>> START
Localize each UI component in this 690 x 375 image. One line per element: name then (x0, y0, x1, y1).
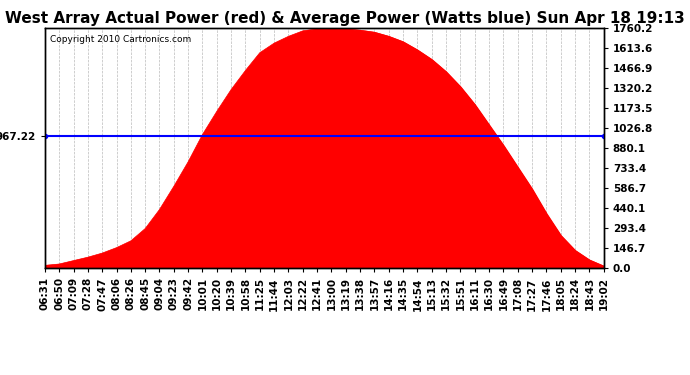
Text: Copyright 2010 Cartronics.com: Copyright 2010 Cartronics.com (50, 35, 192, 44)
Text: West Array Actual Power (red) & Average Power (Watts blue) Sun Apr 18 19:13: West Array Actual Power (red) & Average … (5, 11, 685, 26)
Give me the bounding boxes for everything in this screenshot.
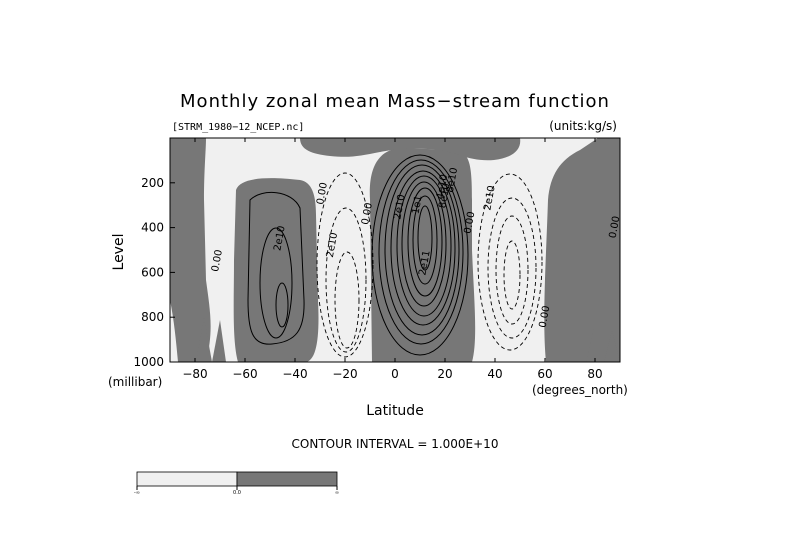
southern-polar-region xyxy=(170,138,211,362)
colorbar-label-min: -∞ xyxy=(134,490,140,496)
hadley-contour-3 xyxy=(384,164,460,336)
x-tick-label: −80 xyxy=(182,367,207,381)
y-tick-label: 800 xyxy=(141,310,164,324)
colorbar-positive-swatch xyxy=(236,471,338,487)
northern-polar-region xyxy=(544,138,620,362)
contour-label: 1e1 xyxy=(410,195,424,216)
file-label: [STRM_1980−12_NCEP.nc] xyxy=(172,122,304,133)
nh-ferrel-contour-2 xyxy=(487,197,537,339)
sh-tropical-contour-3 xyxy=(334,251,360,349)
x-tick-label: 20 xyxy=(437,367,452,381)
spike-4 xyxy=(604,330,620,362)
sh-cell-contour-2 xyxy=(259,227,293,339)
y-axis: 200 400 600 800 1000 xyxy=(133,176,175,369)
hadley-contour-4 xyxy=(390,170,456,326)
contour-label: 2e10 xyxy=(272,225,287,252)
contour-label: 2e10 xyxy=(482,185,497,212)
hadley-contour-8 xyxy=(412,195,438,285)
spike-1 xyxy=(196,318,212,362)
contour-label: 2e10 xyxy=(392,194,407,221)
positive-contours xyxy=(247,154,469,356)
hadley-contour-9 xyxy=(417,205,433,271)
units-label: (units:kg/s) xyxy=(549,119,617,133)
plot-area xyxy=(170,138,620,362)
contour-label: 4e10 xyxy=(435,173,450,200)
sh-tropical-contour-1 xyxy=(316,172,374,358)
y-axis-title: Level xyxy=(111,234,127,271)
contour-label: 0.00 xyxy=(538,305,553,329)
hadley-contour-2 xyxy=(378,159,464,345)
contour-label: 0.00 xyxy=(315,182,330,206)
top-band-region xyxy=(300,138,521,161)
contour-label: 2e10 xyxy=(325,232,340,259)
x-tick-label: 40 xyxy=(487,367,502,381)
sh-tropical-contour-2 xyxy=(325,207,367,353)
spike-2 xyxy=(212,320,226,362)
contour-label: 0.00 xyxy=(210,249,225,273)
contour-label: 2e11 xyxy=(417,250,432,277)
x-unit-label: (degrees_north) xyxy=(532,383,628,397)
x-axis: −80 −60 −40 −20 0 20 40 60 80 xyxy=(182,138,603,381)
y-tick-label: 600 xyxy=(141,265,164,279)
colorbar-negative-swatch xyxy=(136,471,238,487)
x-axis-title: Latitude xyxy=(366,403,424,419)
y-unit-label: (millibar) xyxy=(108,375,162,389)
sh-cell-contour-3 xyxy=(275,282,289,328)
contour-label: 0.00 xyxy=(463,211,478,235)
nh-ferrel-contour-1 xyxy=(477,173,543,351)
nh-ferrel-contour-3 xyxy=(495,215,529,325)
y-tick-label: 200 xyxy=(141,176,164,190)
contour-label: 8e10 xyxy=(445,167,460,194)
x-tick-label: −60 xyxy=(232,367,257,381)
spike-3 xyxy=(586,326,600,362)
colorbar-label-zero: 0.0 xyxy=(233,490,241,496)
hadley-contour-7 xyxy=(407,187,443,297)
contour-label: 8e10 xyxy=(437,182,452,209)
x-tick-label: −20 xyxy=(332,367,357,381)
contour-label: 0.00 xyxy=(608,215,623,239)
sh-cell-contour-1 xyxy=(247,191,305,345)
southern-cell-region xyxy=(233,178,319,362)
negative-contours xyxy=(316,172,543,358)
hadley-contour-6 xyxy=(401,181,447,307)
colorbar: -∞ 0.0 ∞ xyxy=(134,471,339,496)
contour-label: 0.00 xyxy=(360,202,375,226)
chart-title: Monthly zonal mean Mass−stream function xyxy=(180,91,610,112)
hadley-contour-5 xyxy=(396,175,452,317)
x-tick-label: 80 xyxy=(587,367,602,381)
x-tick-label: 60 xyxy=(537,367,552,381)
nh-ferrel-contour-4 xyxy=(503,240,521,310)
contour-interval-label: CONTOUR INTERVAL = 1.000E+10 xyxy=(292,437,499,451)
x-tick-label: 0 xyxy=(391,367,399,381)
colorbar-label-max: ∞ xyxy=(335,490,339,496)
y-tick-label: 400 xyxy=(141,221,164,235)
y-tick-label: 1000 xyxy=(133,355,164,369)
hadley-contour-1 xyxy=(371,154,469,356)
x-tick-label: −40 xyxy=(282,367,307,381)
>> END
## STATED TASK
Quote the items word for word, from the first line through the line containing "Give me the", with both ends included. Leave the pictures out of your answer.

## RESULT OF THE EXERCISE
Localize each UI component in this 690 x 375 image. One line per element: name then (x0, y0, x1, y1).
Text: Copyright 2010 Cartronics.com: Copyright 2010 Cartronics.com (50, 35, 192, 44)
Text: West Array Actual Power (red) & Average Power (Watts blue) Sun Apr 18 19:13: West Array Actual Power (red) & Average … (5, 11, 685, 26)
Give me the bounding boxes for everything in this screenshot.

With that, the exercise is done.